# The request
Below is a set of records; print all of them exactly as written.

— START OF Extracted data —

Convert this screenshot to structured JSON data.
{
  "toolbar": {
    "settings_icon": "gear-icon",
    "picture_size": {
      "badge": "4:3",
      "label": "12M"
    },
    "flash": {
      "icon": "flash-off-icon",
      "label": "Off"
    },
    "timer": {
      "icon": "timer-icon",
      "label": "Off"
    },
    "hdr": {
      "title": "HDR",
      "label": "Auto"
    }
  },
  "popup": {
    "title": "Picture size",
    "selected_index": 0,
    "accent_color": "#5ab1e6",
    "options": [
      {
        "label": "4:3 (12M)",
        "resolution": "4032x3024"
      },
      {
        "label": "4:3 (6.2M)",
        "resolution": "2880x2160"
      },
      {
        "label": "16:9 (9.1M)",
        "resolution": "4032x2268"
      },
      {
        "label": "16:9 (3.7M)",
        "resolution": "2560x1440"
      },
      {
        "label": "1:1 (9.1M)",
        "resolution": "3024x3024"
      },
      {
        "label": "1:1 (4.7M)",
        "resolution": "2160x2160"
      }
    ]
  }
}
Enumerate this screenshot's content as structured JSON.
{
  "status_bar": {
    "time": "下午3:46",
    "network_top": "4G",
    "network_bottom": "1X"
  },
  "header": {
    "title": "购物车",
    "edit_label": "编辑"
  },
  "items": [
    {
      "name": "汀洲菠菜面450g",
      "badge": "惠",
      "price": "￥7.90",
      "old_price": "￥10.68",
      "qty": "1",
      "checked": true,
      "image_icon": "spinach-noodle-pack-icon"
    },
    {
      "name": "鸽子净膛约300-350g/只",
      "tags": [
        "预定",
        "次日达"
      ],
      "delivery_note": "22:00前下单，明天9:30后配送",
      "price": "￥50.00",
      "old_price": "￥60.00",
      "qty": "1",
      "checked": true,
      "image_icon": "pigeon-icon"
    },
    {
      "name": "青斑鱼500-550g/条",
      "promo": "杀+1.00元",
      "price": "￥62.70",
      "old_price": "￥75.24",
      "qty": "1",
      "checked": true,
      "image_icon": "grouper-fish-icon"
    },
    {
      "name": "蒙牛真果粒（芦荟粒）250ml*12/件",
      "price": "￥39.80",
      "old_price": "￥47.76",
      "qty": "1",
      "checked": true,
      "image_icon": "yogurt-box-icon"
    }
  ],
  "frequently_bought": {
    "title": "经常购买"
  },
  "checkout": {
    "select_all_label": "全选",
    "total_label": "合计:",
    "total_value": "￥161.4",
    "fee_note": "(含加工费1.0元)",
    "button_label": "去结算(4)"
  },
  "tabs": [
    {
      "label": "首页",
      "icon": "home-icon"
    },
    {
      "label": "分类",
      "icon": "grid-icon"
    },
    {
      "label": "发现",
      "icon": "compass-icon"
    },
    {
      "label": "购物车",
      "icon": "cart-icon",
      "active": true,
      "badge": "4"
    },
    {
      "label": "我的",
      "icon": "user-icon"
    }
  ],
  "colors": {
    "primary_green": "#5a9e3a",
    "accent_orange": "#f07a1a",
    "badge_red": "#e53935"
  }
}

— END OF Extracted data —

# Written solution
Convert this screenshot to structured JSON data.
{
  "toolbar": {
    "settings_icon": "gear-icon",
    "picture_size": {
      "badge": "4:3",
      "label": "12M"
    },
    "flash": {
      "icon": "flash-off-icon",
      "label": "Off"
    },
    "timer": {
      "icon": "timer-icon",
      "label": "Off"
    },
    "hdr": {
      "title": "HDR",
      "label": "Auto"
    }
  },
  "popup": {
    "title": "Picture size",
    "selected_index": 0,
    "accent_color": "#5ab1e6",
    "options": [
      {
        "label": "4:3 (12M)",
        "resolution": "4032x3024"
      },
      {
        "label": "4:3 (6.2M)",
        "resolution": "2880x2160"
      },
      {
        "label": "16:9 (9.1M)",
        "resolution": "4032x2268"
      },
      {
        "label": "16:9 (3.7M)",
        "resolution": "2560x1440"
      },
      {
        "label": "1:1 (9.1M)",
        "resolution": "3024x3024"
      },
      {
        "label": "1:1 (4.7M)",
        "resolution": "2160x2160"
      }
    ]
  }
}
Enumerate this screenshot's content as structured JSON.
{
  "status_bar": {
    "time": "下午3:46",
    "network_top": "4G",
    "network_bottom": "1X"
  },
  "header": {
    "title": "购物车",
    "edit_label": "编辑"
  },
  "items": [
    {
      "name": "汀洲菠菜面450g",
      "badge": "惠",
      "price": "￥7.90",
      "old_price": "￥10.68",
      "qty": "1",
      "checked": true,
      "image_icon": "spinach-noodle-pack-icon"
    },
    {
      "name": "鸽子净膛约300-350g/只",
      "tags": [
        "预定",
        "次日达"
      ],
      "delivery_note": "22:00前下单，明天9:30后配送",
      "price": "￥50.00",
      "old_price": "￥60.00",
      "qty": "1",
      "checked": true,
      "image_icon": "pigeon-icon"
    },
    {
      "name": "青斑鱼500-550g/条",
      "promo": "杀+1.00元",
      "price": "￥62.70",
      "old_price": "￥75.24",
      "qty": "1",
      "checked": true,
      "image_icon": "grouper-fish-icon"
    },
    {
      "name": "蒙牛真果粒（芦荟粒）250ml*12/件",
      "price": "￥39.80",
      "old_price": "￥47.76",
      "qty": "1",
      "checked": true,
      "image_icon": "yogurt-box-icon"
    }
  ],
  "frequently_bought": {
    "title": "经常购买"
  },
  "checkout": {
    "select_all_label": "全选",
    "total_label": "合计:",
    "total_value": "￥161.4",
    "fee_note": "(含加工费1.0元)",
    "button_label": "去结算(4)"
  },
  "tabs": [
    {
      "label": "首页",
      "icon": "home-icon"
    },
    {
      "label": "分类",
      "icon": "grid-icon"
    },
    {
      "label": "发现",
      "icon": "compass-icon"
    },
    {
      "label": "购物车",
      "icon": "cart-icon",
      "active": true,
      "badge": "4"
    },
    {
      "label": "我的",
      "icon": "user-icon"
    }
  ],
  "colors": {
    "primary_green": "#5a9e3a",
    "accent_orange": "#f07a1a",
    "badge_red": "#e53935"
  }
}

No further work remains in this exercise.